WHAT YOU HAVE TO DO: State how many lines of the data contain the word "闽西日报", and write nothing besides the number.
*** DATASET CONTENT ***
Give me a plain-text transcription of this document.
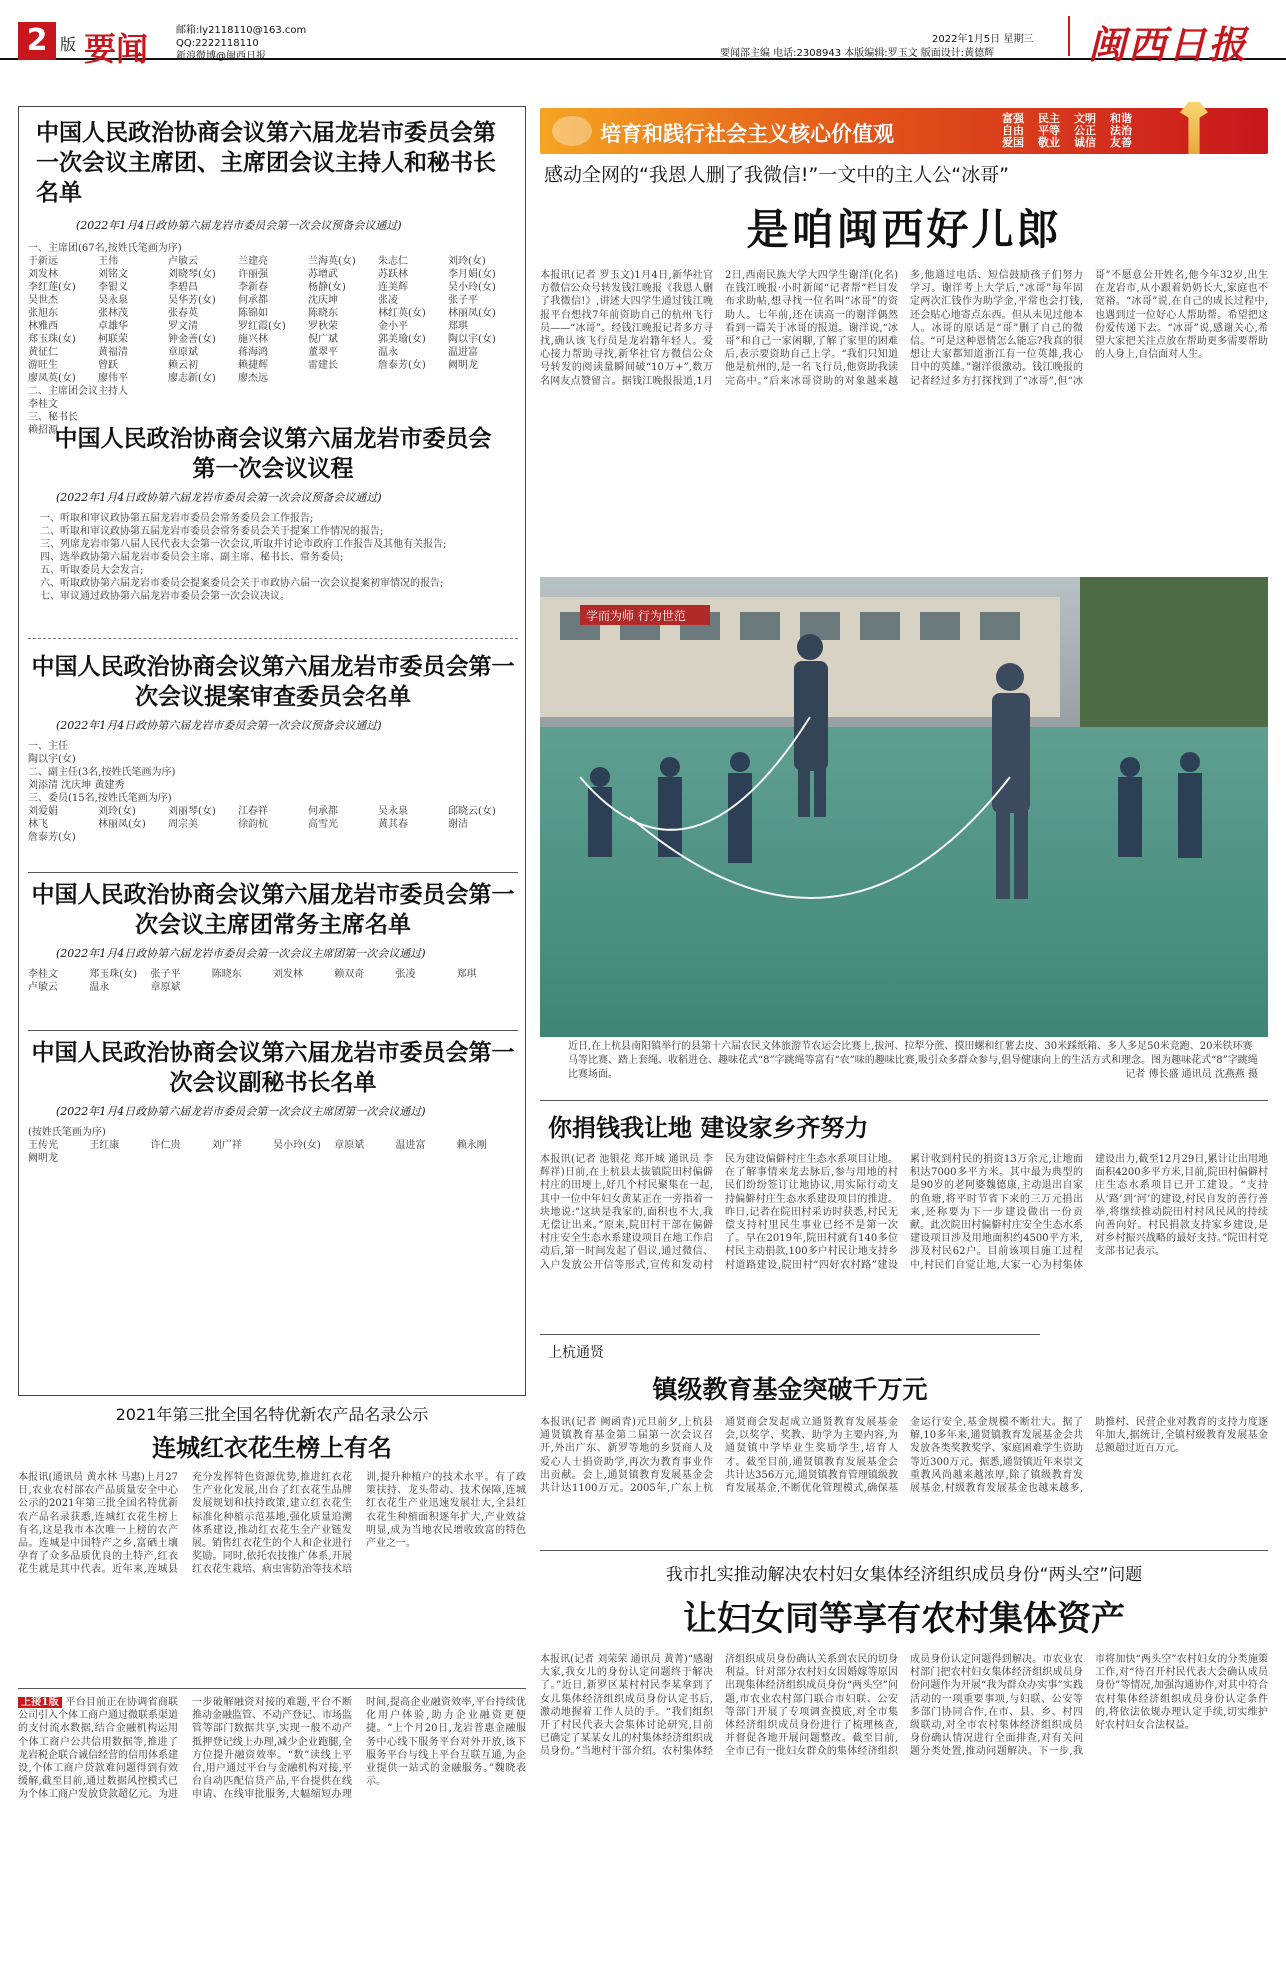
2 版 要闻	邮箱:ly2118110@163.com
QQ:2222118110
新浪微博@闽西日报	要闻部主编 电话:2308943 本版编辑:罗玉文 版面设计:黄德辉
2022年1月5日 星期三 闽西日报
中国人民政治协商会议第六届龙岩市委员会第一次会议主席团、主席团会议主持人和秘书长名单
(2022年1月4日政协第六届龙岩市委员会第一次会议预备会议通过)
一、主席团(67名,按姓氏笔画为序)
于新远	王伟	卢敏云	兰建亮	兰海英(女)	朱志仁	刘玲(女)
刘发林	刘铭文	刘晓琴(女)	许丽强	苏增武	苏跃林	李月娟(女)
李红莲(女)	李银义	李碧昌	李新春	杨静(女)	连美辉	吴小玲(女)
吴世杰	吴永泉	吴华芳(女)	何承都	沈庆坤	张凌	张子平
张旭东	张林茂	张春英	陈锦如	陈晓东	林红英(女)	林丽凤(女)
林雅西	卓雄华	罗文清	罗红霞(女)	罗秋荣	金小平	郑琪
郑玉珠(女)	柯联荣	钟金善(女)	施兴林	倪广斌	郭美瑜(女)	陶以宇(女)
黄征仁	黄福清	章原斌	蒋海鸿	董翠平	温永	温进富
游旺生	曾跃	赖云初	赖捷辉	雷建长	詹泰芳(女)	阙明龙
廖凤英(女)	廖伟平	廖志新(女)	廖杰远
二、主席团会议主持人
李桂文
三、秘书长
赖招源
中国人民政治协商会议第六届龙岩市委员会第一次会议议程
(2022年1月4日政协第六届龙岩市委员会第一次会议预备会议通过)
一、听取和审议政协第五届龙岩市委员会常务委员会工作报告;
二、听取和审议政协第五届龙岩市委员会常务委员会关于提案工作情况的报告;
三、列席龙岩市第八届人民代表大会第一次会议,听取并讨论市政府工作报告及其他有关报告;
四、选举政协第六届龙岩市委员会主席、副主席、秘书长、常务委员;
五、听取委员大会发言;
六、听取政协第六届龙岩市委员会提案委员会关于市政协六届一次会议提案初审情况的报告;
七、审议通过政协第六届龙岩市委员会第一次会议决议。
中国人民政治协商会议第六届龙岩市委员会第一次会议提案审查委员会名单
(2022年1月4日政协第六届龙岩市委员会第一次会议预备会议通过)
一、主任
陶以宇(女)
二、副主任(3名,按姓氏笔画为序)
刘添清 沈庆坤 黄建秀
三、委员(15名,按姓氏笔画为序)
刘爱娟	刘玲(女)	刘丽琴(女)	江春祥	何承都	吴永泉	邱晓云(女)
林飞	林丽凤(女)	周宗美	徐韵杭	高雪光	黄其春	谢洁
詹泰芳(女)
中国人民政治协商会议第六届龙岩市委员会第一次会议主席团常务主席名单
(2022年1月4日政协第六届龙岩市委员会第一次会议主席团第一次会议通过)
李桂文	郑玉珠(女)	张子平	陈晓东	刘发林	赖双奇	张凌	郑琪
卢敏云	温永	章原斌
中国人民政治协商会议第六届龙岩市委员会第一次会议副秘书长名单
(2022年1月4日政协第六届龙岩市委员会第一次会议主席团第一次会议通过)
(按姓氏笔画为序)
王传光	王红康	许仁贵	刘广祥	吴小玲(女)	章原斌	温进富	赖永刚
阙明龙
2021年第三批全国名特优新农产品名录公示
连城红衣花生榜上有名
本报讯(通讯员 黄水林 马惠)上月27日,农业农村部农产品质量安全中心公示的2021年第三批全国名特优新农产品名录获悉,连城红衣花生榜上有名,这是我市本次唯一上榜的农产品。连城是中国特产之乡,富硒土壤孕育了众多品质优良的土特产,红衣花生就是其中代表。近年来,连城县充分发挥特色资源优势,推进红衣花生产业化发展,出台了红衣花生品牌发展规划和扶持政策,建立红衣花生标准化种植示范基地,强化质量追溯体系建设,推动红衣花生全产业链发展。销售红衣花生的个人和企业进行奖励。同时,依托农技推广体系,开展红衣花生栽培、病虫害防治等技术培训,提升种植户的技术水平。有了政策扶持、龙头带动、技术保障,连城红衣花生产业迅速发展壮大,全县红衣花生种植面积逐年扩大,产业效益明显,成为当地农民增收致富的特色产业之一。
上接1版 平台目前正在协调省商联公司引入个体工商户通过微联系渠道的支付流水数据,结合金融机构运用个体工商户公共信用数据等,推进了龙岩税企联合诚信经营的信用体系建设,个体工商户贷款难问题得到有效缓解,截至目前,通过数据风控模式已为个体工商户发放贷款超亿元。为进一步破解融资对接的难题,平台不断推动金融监管、不动产登记、市场监管等部门数据共享,实现一般不动产抵押登记线上办理,减少企业跑腿,全方位提升融资效率。“数”读线上平台,用户通过平台与金融机构对接,平台自动匹配信贷产品,平台提供在线申请、在线审批服务,大幅缩短办理时间,提高企业融资效率,平台持续优化用户体验,助力企业融资更便捷。“上个月20日,龙岩普惠金融服务中心线下服务平台对外开放,该下服务平台与线上平台互联互通,为企业提供一站式的金融服务。”魏晓表示。
培育和践行社会主义核心价值观
富强	民主	文明	和谐
自由	平等	公正	法治
爱国	敬业	诚信	友善
感动全网的“我恩人删了我微信!”一文中的主人公“冰哥”
是咱闽西好儿郎
本报讯(记者 罗玉文)1月4日,新华社官方微信公众号转发钱江晚报《我恩人删了我微信!》,讲述大四学生通过钱江晚报平台想找7年前资助自己的杭州飞行员——“冰哥”。经钱江晚报记者多方寻找,确认该飞行员是龙岩籍年轻人。爱心接力帮助寻找,新华社官方微信公众号转发的阅读量瞬间破“10万+”,数万名网友点赞留言。据钱江晚报报道,1月2日,西南民族大学大四学生谢洋(化名)在钱江晚报·小时新闻“记者帮”栏目发布求助帖,想寻找一位名叫“冰哥”的资助人。七年前,还在读高一的谢洋偶然看到一篇关于冰哥的报道。谢洋说,“冰哥”和自己一家闲聊,了解了家里的困难后,表示要资助自己上学。“我们只知道他是杭州的,是一名飞行员,他资助我读完高中。”后来冰哥资助的对象越来越多,他通过电话、短信鼓励孩子们努力学习。谢洋考上大学后,“冰哥”每年固定两次汇钱作为助学金,平常也会打钱,还会贴心地寄点东西。但从未见过他本人。冰哥的原话是“哥”删了自己的微信。“可是这种恩情怎么能忘?我真的很想让大家都知道浙江有一位英雄,我心目中的英雄。”谢洋很激动。钱江晚报的记者经过多方打探找到了“冰哥”,但“冰哥”不愿意公开姓名,他今年32岁,出生在龙岩市,从小跟着奶奶长大,家庭也不宽裕。“冰哥”说,在自己的成长过程中,也遇到过一位好心人帮助帮。希望把这份爱传递下去。“冰哥”说,感谢关心,希望大家把关注点放在帮助更多需要帮助的人身上,自信面对人生。
学而为师 行为世范
近日,在上杭县南阳镇举行的县第十六届农民文体旅游节农运会比赛上,拔河、拉犁分蔗、摸田螺和红薯去皮、30米踩纸箱、多人多足50米竞跑、20米铁环赛马等比赛、踏上套绳、收稻进仓、趣味花式“8”字跳绳等富有“农”味的趣味比赛,吸引众多群众参与,倡导健康向上的生活方式和理念。图为趣味花式“8”字跳绳比赛场面。	记者 傅长盛 通讯员 沈燕燕 摄
你捐钱我让地 建设家乡齐努力
本报讯(记者 池银花 郑开城 通讯员 李辉祥)日前,在上杭县太拔镇院田村偏僻村庄的田埂上,好几个村民聚集在一起,其中一位中年妇女黄某正在一旁指着一块地说:“这块是我家的,面积也不大,我无偿让出来。”原来,院田村干部在偏僻村庄安全生态水系建设项目在地工作启动后,第一时间发起了倡议,通过微信、入户发放公开信等形式,宣传和发动村民为建设偏僻村庄生态水系项目让地。在了解事情来龙去脉后,参与用地的村民们纷纷签订让地协议,用实际行动支持偏僻村庄生态水系建设项目的推进。昨日,记者在院田村采访时获悉,村民无偿支持村里民生事业已经不是第一次了。早在2019年,院田村就有140多位村民主动捐款,100多户村民让地支持乡村道路建设,院田村“四好农村路”建设累计收到村民的捐资13万余元,让地面积达7000多平方米。其中最为典型的是90岁的老阿婆魏德康,主动退出自家的鱼塘,将平时节省下来的三万元捐出来,还称要为下一步建设做出一份贡献。此次院田村偏僻村庄安全生态水系建设项目涉及用地面积约4500平方米,涉及村民62户。目前该项目施工过程中,村民们自觉让地,大家一心为村集体建设出力,截至12月29日,累计让出用地面积4200多平方米,目前,院田村偏僻村庄生态水系项目已开工建设。“支持从‘路’到‘河’的建设,村民自发的善行善举,将继续推动院田村村风民风的持续向善向好。村民捐款支持家乡建设,是对乡村振兴战略的最好支持。”院田村党支部书记表示。
上杭通贤
镇级教育基金突破千万元
本报讯(记者 阙函青)元旦前夕,上杭县通贤镇教育基金第二届第一次会议召开,外出广东、新罗等地的乡贤商人及爱心人士捐资助学,再次为教育事业作出贡献。会上,通贤镇教育发展基金会共计达1100万元。2005年,广东上杭通贤商会发起成立通贤教育发展基金会,以奖学、奖教、助学为主要内容,为通贤镇中学毕业生奖励学生,培育人才。截至目前,通贤镇教育发展基金会共计达356万元,通贤镇教育管理镇级教育发展基金,不断优化管理模式,确保基金运行安全,基金规模不断壮大。据了解,10多年来,通贤镇教育发展基金会共发放各类奖教奖学、家庭困难学生资助等近300万元。据悉,通贤镇近年来崇文重教风尚越来越浓厚,除了镇级教育发展基金,村级教育发展基金也越来越多,助推村、民营企业对教育的支持力度逐年加大,据统计,全镇村级教育发展基金总额超过近百万元。
我市扎实推动解决农村妇女集体经济组织成员身份“两头空”问题
让妇女同等享有农村集体资产
本报讯(记者 刘荣荣 通讯员 黄菁)“感谢大家,我女儿的身份认定问题终于解决了。”近日,新罗区某村村民李某拿到了女儿集体经济组织成员身份认定书后,激动地握着工作人员的手。“我们组织开了村民代表大会集体讨论研究,目前已确定了某某女儿的村集体经济组织成员身份。”当地村干部介绍。农村集体经济组织成员身份确认关系到农民的切身利益。针对部分农村妇女因婚嫁等原因出现集体经济组织成员身份“两头空”问题,市农业农村部门联合市妇联、公安等部门开展了专项调查摸底,对全市集体经济组织成员身份进行了梳理核查,并督促各地开展问题整改。截至目前,全市已有一批妇女群众的集体经济组织成员身份认定问题得到解决。市农业农村部门把农村妇女集体经济组织成员身份问题作为开展“我为群众办实事”实践活动的一项重要事项,与妇联、公安等多部门协同合作,在市、县、乡、村四级联动,对全市农村集体经济组织成员身份确认情况进行全面排查,对有关问题分类处置,推动问题解决。下一步,我市将加快“两头空”农村妇女的分类施策工作,对“待召开村民代表大会确认成员身份”等情况,加强沟通协作,对其中符合农村集体经济组织成员身份认定条件的,将依法依规办理认定手续,切实维护好农村妇女合法权益。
***
RESPONSE BELOW: 2